• _Data for the task_

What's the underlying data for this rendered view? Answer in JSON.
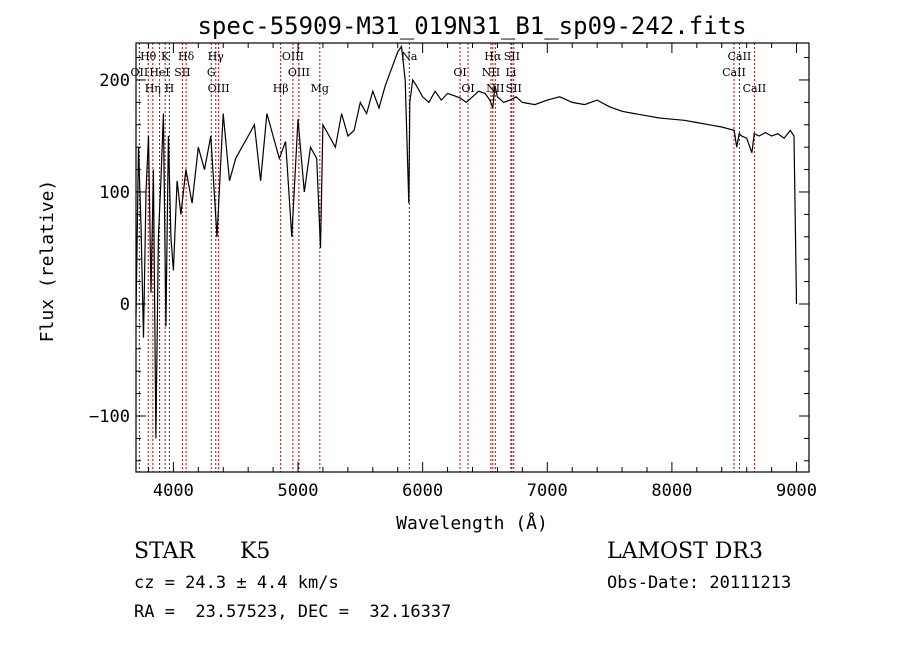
{
  "chart_data": {
    "type": "line",
    "title": "spec-55909-M31_019N31_B1_sp09-242.fits",
    "xlabel": "Wavelength (Å)",
    "ylabel": "Flux (relative)",
    "xlim": [
      3700,
      9100
    ],
    "ylim": [
      -150,
      233
    ],
    "x_ticks": [
      4000,
      5000,
      6000,
      7000,
      8000,
      9000
    ],
    "y_ticks": [
      -100,
      0,
      100,
      200
    ],
    "series": [
      {
        "name": "flux",
        "x": [
          3700,
          3720,
          3740,
          3760,
          3780,
          3800,
          3820,
          3840,
          3860,
          3880,
          3900,
          3920,
          3940,
          3960,
          3980,
          4000,
          4030,
          4060,
          4100,
          4150,
          4200,
          4250,
          4300,
          4350,
          4400,
          4450,
          4500,
          4550,
          4600,
          4650,
          4700,
          4750,
          4800,
          4850,
          4900,
          4950,
          5000,
          5050,
          5100,
          5150,
          5180,
          5200,
          5250,
          5300,
          5350,
          5400,
          5450,
          5500,
          5550,
          5600,
          5650,
          5700,
          5750,
          5800,
          5830,
          5860,
          5889,
          5893,
          5897,
          5920,
          5950,
          6000,
          6050,
          6100,
          6150,
          6200,
          6250,
          6300,
          6350,
          6400,
          6450,
          6500,
          6540,
          6563,
          6580,
          6600,
          6650,
          6700,
          6750,
          6800,
          6900,
          7000,
          7100,
          7200,
          7300,
          7400,
          7500,
          7600,
          7700,
          7800,
          7900,
          8000,
          8100,
          8200,
          8300,
          8400,
          8500,
          8520,
          8540,
          8560,
          8600,
          8642,
          8660,
          8700,
          8750,
          8800,
          8850,
          8900,
          8950,
          8980,
          9000
        ],
        "values": [
          -10,
          140,
          70,
          -30,
          100,
          150,
          10,
          120,
          -120,
          60,
          110,
          170,
          -20,
          150,
          60,
          30,
          110,
          80,
          120,
          90,
          140,
          120,
          150,
          60,
          170,
          110,
          130,
          140,
          150,
          160,
          110,
          170,
          150,
          130,
          145,
          60,
          165,
          100,
          140,
          130,
          50,
          160,
          150,
          140,
          170,
          150,
          155,
          180,
          170,
          190,
          175,
          195,
          210,
          225,
          230,
          200,
          90,
          130,
          180,
          200,
          195,
          185,
          180,
          190,
          182,
          188,
          186,
          184,
          180,
          185,
          190,
          188,
          182,
          175,
          195,
          185,
          180,
          182,
          185,
          180,
          178,
          182,
          185,
          180,
          178,
          182,
          176,
          172,
          170,
          168,
          166,
          165,
          164,
          162,
          160,
          158,
          155,
          140,
          152,
          150,
          148,
          135,
          152,
          150,
          153,
          150,
          152,
          148,
          155,
          150,
          0
        ]
      }
    ],
    "lines": [
      {
        "label": "Hθ",
        "wavelength": 3798
      },
      {
        "label": "OII",
        "wavelength": 3727
      },
      {
        "label": "Hη",
        "wavelength": 3835
      },
      {
        "label": "K",
        "wavelength": 3934
      },
      {
        "label": "HeI",
        "wavelength": 3889
      },
      {
        "label": "H",
        "wavelength": 3968
      },
      {
        "label": "Hδ",
        "wavelength": 4102
      },
      {
        "label": "SII",
        "wavelength": 4072
      },
      {
        "label": "OIII",
        "wavelength": 4363
      },
      {
        "label": "Hγ",
        "wavelength": 4340
      },
      {
        "label": "G",
        "wavelength": 4304
      },
      {
        "label": "Hβ",
        "wavelength": 4861
      },
      {
        "label": "OIII",
        "wavelength": 4959
      },
      {
        "label": "OIII",
        "wavelength": 5007
      },
      {
        "label": "Mg",
        "wavelength": 5175
      },
      {
        "label": "Na",
        "wavelength": 5893
      },
      {
        "label": "OI",
        "wavelength": 6300
      },
      {
        "label": "OI",
        "wavelength": 6364
      },
      {
        "label": "Hα",
        "wavelength": 6563
      },
      {
        "label": "NII",
        "wavelength": 6548
      },
      {
        "label": "NII",
        "wavelength": 6583
      },
      {
        "label": "SII",
        "wavelength": 6716
      },
      {
        "label": "Li",
        "wavelength": 6708
      },
      {
        "label": "SII",
        "wavelength": 6731
      },
      {
        "label": "CaII",
        "wavelength": 8542
      },
      {
        "label": "CaII",
        "wavelength": 8498
      },
      {
        "label": "CaII",
        "wavelength": 8662
      }
    ]
  },
  "info": {
    "class_label": "STAR",
    "subclass": "K5",
    "cz": "cz = 24.3 ± 4.4 km/s",
    "coords": "RA =  23.57523, DEC =  32.16337",
    "survey": "LAMOST DR3",
    "obs_date": "Obs-Date: 20111213"
  }
}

• _What is needed_
Without the pictures, restate all the entries above exactly.

• _In response_
What's the underlying data for this rendered view? Answer in JSON.
{
  "chart_data": {
    "type": "line",
    "title": "spec-55909-M31_019N31_B1_sp09-242.fits",
    "xlabel": "Wavelength (Å)",
    "ylabel": "Flux (relative)",
    "xlim": [
      3700,
      9100
    ],
    "ylim": [
      -150,
      233
    ],
    "x_ticks": [
      4000,
      5000,
      6000,
      7000,
      8000,
      9000
    ],
    "y_ticks": [
      -100,
      0,
      100,
      200
    ],
    "series": [
      {
        "name": "flux",
        "x": [
          3700,
          3720,
          3740,
          3760,
          3780,
          3800,
          3820,
          3840,
          3860,
          3880,
          3900,
          3920,
          3940,
          3960,
          3980,
          4000,
          4030,
          4060,
          4100,
          4150,
          4200,
          4250,
          4300,
          4350,
          4400,
          4450,
          4500,
          4550,
          4600,
          4650,
          4700,
          4750,
          4800,
          4850,
          4900,
          4950,
          5000,
          5050,
          5100,
          5150,
          5180,
          5200,
          5250,
          5300,
          5350,
          5400,
          5450,
          5500,
          5550,
          5600,
          5650,
          5700,
          5750,
          5800,
          5830,
          5860,
          5889,
          5893,
          5897,
          5920,
          5950,
          6000,
          6050,
          6100,
          6150,
          6200,
          6250,
          6300,
          6350,
          6400,
          6450,
          6500,
          6540,
          6563,
          6580,
          6600,
          6650,
          6700,
          6750,
          6800,
          6900,
          7000,
          7100,
          7200,
          7300,
          7400,
          7500,
          7600,
          7700,
          7800,
          7900,
          8000,
          8100,
          8200,
          8300,
          8400,
          8500,
          8520,
          8540,
          8560,
          8600,
          8642,
          8660,
          8700,
          8750,
          8800,
          8850,
          8900,
          8950,
          8980,
          9000
        ],
        "values": [
          -10,
          140,
          70,
          -30,
          100,
          150,
          10,
          120,
          -120,
          60,
          110,
          170,
          -20,
          150,
          60,
          30,
          110,
          80,
          120,
          90,
          140,
          120,
          150,
          60,
          170,
          110,
          130,
          140,
          150,
          160,
          110,
          170,
          150,
          130,
          145,
          60,
          165,
          100,
          140,
          130,
          50,
          160,
          150,
          140,
          170,
          150,
          155,
          180,
          170,
          190,
          175,
          195,
          210,
          225,
          230,
          200,
          90,
          130,
          180,
          200,
          195,
          185,
          180,
          190,
          182,
          188,
          186,
          184,
          180,
          185,
          190,
          188,
          182,
          175,
          195,
          185,
          180,
          182,
          185,
          180,
          178,
          182,
          185,
          180,
          178,
          182,
          176,
          172,
          170,
          168,
          166,
          165,
          164,
          162,
          160,
          158,
          155,
          140,
          152,
          150,
          148,
          135,
          152,
          150,
          153,
          150,
          152,
          148,
          155,
          150,
          0
        ]
      }
    ],
    "lines": [
      {
        "label": "Hθ",
        "wavelength": 3798
      },
      {
        "label": "OII",
        "wavelength": 3727
      },
      {
        "label": "Hη",
        "wavelength": 3835
      },
      {
        "label": "K",
        "wavelength": 3934
      },
      {
        "label": "HeI",
        "wavelength": 3889
      },
      {
        "label": "H",
        "wavelength": 3968
      },
      {
        "label": "Hδ",
        "wavelength": 4102
      },
      {
        "label": "SII",
        "wavelength": 4072
      },
      {
        "label": "OIII",
        "wavelength": 4363
      },
      {
        "label": "Hγ",
        "wavelength": 4340
      },
      {
        "label": "G",
        "wavelength": 4304
      },
      {
        "label": "Hβ",
        "wavelength": 4861
      },
      {
        "label": "OIII",
        "wavelength": 4959
      },
      {
        "label": "OIII",
        "wavelength": 5007
      },
      {
        "label": "Mg",
        "wavelength": 5175
      },
      {
        "label": "Na",
        "wavelength": 5893
      },
      {
        "label": "OI",
        "wavelength": 6300
      },
      {
        "label": "OI",
        "wavelength": 6364
      },
      {
        "label": "Hα",
        "wavelength": 6563
      },
      {
        "label": "NII",
        "wavelength": 6548
      },
      {
        "label": "NII",
        "wavelength": 6583
      },
      {
        "label": "SII",
        "wavelength": 6716
      },
      {
        "label": "Li",
        "wavelength": 6708
      },
      {
        "label": "SII",
        "wavelength": 6731
      },
      {
        "label": "CaII",
        "wavelength": 8542
      },
      {
        "label": "CaII",
        "wavelength": 8498
      },
      {
        "label": "CaII",
        "wavelength": 8662
      }
    ]
  },
  "info": {
    "class_label": "STAR",
    "subclass": "K5",
    "cz": "cz = 24.3 ± 4.4 km/s",
    "coords": "RA =  23.57523, DEC =  32.16337",
    "survey": "LAMOST DR3",
    "obs_date": "Obs-Date: 20111213"
  }
}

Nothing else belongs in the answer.